Excerpts from a figure dataset

^^^^

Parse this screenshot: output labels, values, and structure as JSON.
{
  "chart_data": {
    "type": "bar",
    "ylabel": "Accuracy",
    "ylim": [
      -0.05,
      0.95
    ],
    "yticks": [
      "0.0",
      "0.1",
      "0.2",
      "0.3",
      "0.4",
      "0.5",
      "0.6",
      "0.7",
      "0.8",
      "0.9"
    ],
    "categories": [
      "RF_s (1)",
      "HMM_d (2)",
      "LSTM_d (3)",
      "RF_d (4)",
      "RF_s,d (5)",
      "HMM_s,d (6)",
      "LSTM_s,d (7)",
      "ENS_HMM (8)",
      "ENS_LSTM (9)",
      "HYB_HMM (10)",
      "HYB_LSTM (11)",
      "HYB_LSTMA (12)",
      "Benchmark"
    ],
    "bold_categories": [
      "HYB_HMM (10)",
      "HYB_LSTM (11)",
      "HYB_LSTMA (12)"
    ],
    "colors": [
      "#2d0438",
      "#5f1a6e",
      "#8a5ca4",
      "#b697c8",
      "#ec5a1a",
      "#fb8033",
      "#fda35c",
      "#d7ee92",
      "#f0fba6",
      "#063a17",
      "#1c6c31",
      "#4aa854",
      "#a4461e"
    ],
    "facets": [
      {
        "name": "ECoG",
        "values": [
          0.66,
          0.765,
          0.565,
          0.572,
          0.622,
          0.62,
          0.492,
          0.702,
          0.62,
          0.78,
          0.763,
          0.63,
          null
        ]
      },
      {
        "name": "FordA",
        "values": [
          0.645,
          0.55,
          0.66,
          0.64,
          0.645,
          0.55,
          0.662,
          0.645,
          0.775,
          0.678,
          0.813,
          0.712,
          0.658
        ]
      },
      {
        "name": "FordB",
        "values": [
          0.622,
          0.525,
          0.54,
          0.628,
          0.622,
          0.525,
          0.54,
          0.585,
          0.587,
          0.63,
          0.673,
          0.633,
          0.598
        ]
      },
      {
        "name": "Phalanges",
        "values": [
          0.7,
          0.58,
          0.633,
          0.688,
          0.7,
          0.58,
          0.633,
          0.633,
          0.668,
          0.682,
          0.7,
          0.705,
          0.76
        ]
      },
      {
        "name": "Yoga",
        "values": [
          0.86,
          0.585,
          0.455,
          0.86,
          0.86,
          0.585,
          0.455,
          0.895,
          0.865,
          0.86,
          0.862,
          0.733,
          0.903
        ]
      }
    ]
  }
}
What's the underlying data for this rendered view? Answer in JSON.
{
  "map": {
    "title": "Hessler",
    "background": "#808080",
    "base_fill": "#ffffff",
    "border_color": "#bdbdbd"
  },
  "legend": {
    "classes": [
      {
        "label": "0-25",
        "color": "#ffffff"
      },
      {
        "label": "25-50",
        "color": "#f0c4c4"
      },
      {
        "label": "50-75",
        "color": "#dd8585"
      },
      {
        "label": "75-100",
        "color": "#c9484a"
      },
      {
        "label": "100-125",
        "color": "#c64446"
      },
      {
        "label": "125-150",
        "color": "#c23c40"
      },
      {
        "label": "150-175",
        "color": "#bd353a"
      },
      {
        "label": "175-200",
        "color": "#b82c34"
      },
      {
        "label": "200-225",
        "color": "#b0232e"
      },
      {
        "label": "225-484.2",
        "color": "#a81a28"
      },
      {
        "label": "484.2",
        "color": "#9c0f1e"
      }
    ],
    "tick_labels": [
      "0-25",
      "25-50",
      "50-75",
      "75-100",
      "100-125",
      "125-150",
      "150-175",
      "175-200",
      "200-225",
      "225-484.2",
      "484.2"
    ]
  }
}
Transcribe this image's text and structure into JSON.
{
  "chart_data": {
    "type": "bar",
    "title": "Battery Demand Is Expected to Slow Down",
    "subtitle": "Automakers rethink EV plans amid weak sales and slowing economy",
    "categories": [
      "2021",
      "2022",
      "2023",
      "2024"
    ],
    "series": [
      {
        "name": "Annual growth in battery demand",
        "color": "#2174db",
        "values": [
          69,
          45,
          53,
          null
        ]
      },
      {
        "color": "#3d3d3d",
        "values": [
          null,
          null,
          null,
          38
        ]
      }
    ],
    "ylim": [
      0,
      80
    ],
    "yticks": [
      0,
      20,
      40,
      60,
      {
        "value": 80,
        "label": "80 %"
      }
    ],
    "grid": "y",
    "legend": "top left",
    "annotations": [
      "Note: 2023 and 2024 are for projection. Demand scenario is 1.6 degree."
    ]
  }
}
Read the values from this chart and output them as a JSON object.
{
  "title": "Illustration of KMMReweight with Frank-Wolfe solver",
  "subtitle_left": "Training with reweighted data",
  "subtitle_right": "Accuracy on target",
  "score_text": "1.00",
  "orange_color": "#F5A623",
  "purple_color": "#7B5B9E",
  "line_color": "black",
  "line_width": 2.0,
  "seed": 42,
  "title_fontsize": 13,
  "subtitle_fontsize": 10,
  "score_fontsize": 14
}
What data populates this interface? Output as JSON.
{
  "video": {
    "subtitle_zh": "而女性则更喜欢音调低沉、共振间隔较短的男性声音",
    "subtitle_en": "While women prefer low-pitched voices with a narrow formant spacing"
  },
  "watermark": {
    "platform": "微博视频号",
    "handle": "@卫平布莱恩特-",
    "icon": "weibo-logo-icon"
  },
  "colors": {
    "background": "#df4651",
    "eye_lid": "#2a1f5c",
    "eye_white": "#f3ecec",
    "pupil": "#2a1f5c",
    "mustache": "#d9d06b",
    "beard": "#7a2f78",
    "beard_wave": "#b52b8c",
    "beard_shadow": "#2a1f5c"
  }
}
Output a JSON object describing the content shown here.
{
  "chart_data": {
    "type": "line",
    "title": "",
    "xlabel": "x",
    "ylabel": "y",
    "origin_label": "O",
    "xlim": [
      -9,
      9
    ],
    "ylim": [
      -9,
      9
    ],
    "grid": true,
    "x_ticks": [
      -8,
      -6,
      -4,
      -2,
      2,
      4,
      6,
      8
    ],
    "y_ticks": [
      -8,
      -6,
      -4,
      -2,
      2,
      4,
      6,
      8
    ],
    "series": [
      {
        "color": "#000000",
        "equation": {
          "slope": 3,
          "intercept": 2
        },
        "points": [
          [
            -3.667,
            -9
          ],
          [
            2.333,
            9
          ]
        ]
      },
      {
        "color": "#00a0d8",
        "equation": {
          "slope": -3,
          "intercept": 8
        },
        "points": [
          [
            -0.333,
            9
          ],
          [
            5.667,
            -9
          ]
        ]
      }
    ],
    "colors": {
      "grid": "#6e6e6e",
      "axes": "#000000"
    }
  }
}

^^^^

Every entry must be quoted exactly as it appears above.

TASK ANSWER
Parse this screenshot: output labels, values, and structure as JSON.
{
  "chart_data": {
    "type": "bar",
    "ylabel": "Accuracy",
    "ylim": [
      -0.05,
      0.95
    ],
    "yticks": [
      "0.0",
      "0.1",
      "0.2",
      "0.3",
      "0.4",
      "0.5",
      "0.6",
      "0.7",
      "0.8",
      "0.9"
    ],
    "categories": [
      "RF_s (1)",
      "HMM_d (2)",
      "LSTM_d (3)",
      "RF_d (4)",
      "RF_s,d (5)",
      "HMM_s,d (6)",
      "LSTM_s,d (7)",
      "ENS_HMM (8)",
      "ENS_LSTM (9)",
      "HYB_HMM (10)",
      "HYB_LSTM (11)",
      "HYB_LSTMA (12)",
      "Benchmark"
    ],
    "bold_categories": [
      "HYB_HMM (10)",
      "HYB_LSTM (11)",
      "HYB_LSTMA (12)"
    ],
    "colors": [
      "#2d0438",
      "#5f1a6e",
      "#8a5ca4",
      "#b697c8",
      "#ec5a1a",
      "#fb8033",
      "#fda35c",
      "#d7ee92",
      "#f0fba6",
      "#063a17",
      "#1c6c31",
      "#4aa854",
      "#a4461e"
    ],
    "facets": [
      {
        "name": "ECoG",
        "values": [
          0.66,
          0.765,
          0.565,
          0.572,
          0.622,
          0.62,
          0.492,
          0.702,
          0.62,
          0.78,
          0.763,
          0.63,
          null
        ]
      },
      {
        "name": "FordA",
        "values": [
          0.645,
          0.55,
          0.66,
          0.64,
          0.645,
          0.55,
          0.662,
          0.645,
          0.775,
          0.678,
          0.813,
          0.712,
          0.658
        ]
      },
      {
        "name": "FordB",
        "values": [
          0.622,
          0.525,
          0.54,
          0.628,
          0.622,
          0.525,
          0.54,
          0.585,
          0.587,
          0.63,
          0.673,
          0.633,
          0.598
        ]
      },
      {
        "name": "Phalanges",
        "values": [
          0.7,
          0.58,
          0.633,
          0.688,
          0.7,
          0.58,
          0.633,
          0.633,
          0.668,
          0.682,
          0.7,
          0.705,
          0.76
        ]
      },
      {
        "name": "Yoga",
        "values": [
          0.86,
          0.585,
          0.455,
          0.86,
          0.86,
          0.585,
          0.455,
          0.895,
          0.865,
          0.86,
          0.862,
          0.733,
          0.903
        ]
      }
    ]
  }
}
What's the underlying data for this rendered view? Answer in JSON.
{
  "map": {
    "title": "Hessler",
    "background": "#808080",
    "base_fill": "#ffffff",
    "border_color": "#bdbdbd"
  },
  "legend": {
    "classes": [
      {
        "label": "0-25",
        "color": "#ffffff"
      },
      {
        "label": "25-50",
        "color": "#f0c4c4"
      },
      {
        "label": "50-75",
        "color": "#dd8585"
      },
      {
        "label": "75-100",
        "color": "#c9484a"
      },
      {
        "label": "100-125",
        "color": "#c64446"
      },
      {
        "label": "125-150",
        "color": "#c23c40"
      },
      {
        "label": "150-175",
        "color": "#bd353a"
      },
      {
        "label": "175-200",
        "color": "#b82c34"
      },
      {
        "label": "200-225",
        "color": "#b0232e"
      },
      {
        "label": "225-484.2",
        "color": "#a81a28"
      },
      {
        "label": "484.2",
        "color": "#9c0f1e"
      }
    ],
    "tick_labels": [
      "0-25",
      "25-50",
      "50-75",
      "75-100",
      "100-125",
      "125-150",
      "150-175",
      "175-200",
      "200-225",
      "225-484.2",
      "484.2"
    ]
  }
}
Transcribe this image's text and structure into JSON.
{
  "chart_data": {
    "type": "bar",
    "title": "Battery Demand Is Expected to Slow Down",
    "subtitle": "Automakers rethink EV plans amid weak sales and slowing economy",
    "categories": [
      "2021",
      "2022",
      "2023",
      "2024"
    ],
    "series": [
      {
        "name": "Annual growth in battery demand",
        "color": "#2174db",
        "values": [
          69,
          45,
          53,
          null
        ]
      },
      {
        "color": "#3d3d3d",
        "values": [
          null,
          null,
          null,
          38
        ]
      }
    ],
    "ylim": [
      0,
      80
    ],
    "yticks": [
      0,
      20,
      40,
      60,
      {
        "value": 80,
        "label": "80 %"
      }
    ],
    "grid": "y",
    "legend": "top left",
    "annotations": [
      "Note: 2023 and 2024 are for projection. Demand scenario is 1.6 degree."
    ]
  }
}
Read the values from this chart and output them as a JSON object.
{
  "title": "Illustration of KMMReweight with Frank-Wolfe solver",
  "subtitle_left": "Training with reweighted data",
  "subtitle_right": "Accuracy on target",
  "score_text": "1.00",
  "orange_color": "#F5A623",
  "purple_color": "#7B5B9E",
  "line_color": "black",
  "line_width": 2.0,
  "seed": 42,
  "title_fontsize": 13,
  "subtitle_fontsize": 10,
  "score_fontsize": 14
}
What data populates this interface? Output as JSON.
{
  "video": {
    "subtitle_zh": "而女性则更喜欢音调低沉、共振间隔较短的男性声音",
    "subtitle_en": "While women prefer low-pitched voices with a narrow formant spacing"
  },
  "watermark": {
    "platform": "微博视频号",
    "handle": "@卫平布莱恩特-",
    "icon": "weibo-logo-icon"
  },
  "colors": {
    "background": "#df4651",
    "eye_lid": "#2a1f5c",
    "eye_white": "#f3ecec",
    "pupil": "#2a1f5c",
    "mustache": "#d9d06b",
    "beard": "#7a2f78",
    "beard_wave": "#b52b8c",
    "beard_shadow": "#2a1f5c"
  }
}
Output a JSON object describing the content shown here.
{
  "chart_data": {
    "type": "line",
    "title": "",
    "xlabel": "x",
    "ylabel": "y",
    "origin_label": "O",
    "xlim": [
      -9,
      9
    ],
    "ylim": [
      -9,
      9
    ],
    "grid": true,
    "x_ticks": [
      -8,
      -6,
      -4,
      -2,
      2,
      4,
      6,
      8
    ],
    "y_ticks": [
      -8,
      -6,
      -4,
      -2,
      2,
      4,
      6,
      8
    ],
    "series": [
      {
        "color": "#000000",
        "equation": {
          "slope": 3,
          "intercept": 2
        },
        "points": [
          [
            -3.667,
            -9
          ],
          [
            2.333,
            9
          ]
        ]
      },
      {
        "color": "#00a0d8",
        "equation": {
          "slope": -3,
          "intercept": 8
        },
        "points": [
          [
            -0.333,
            9
          ],
          [
            5.667,
            -9
          ]
        ]
      }
    ],
    "colors": {
      "grid": "#6e6e6e",
      "axes": "#000000"
    }
  }
}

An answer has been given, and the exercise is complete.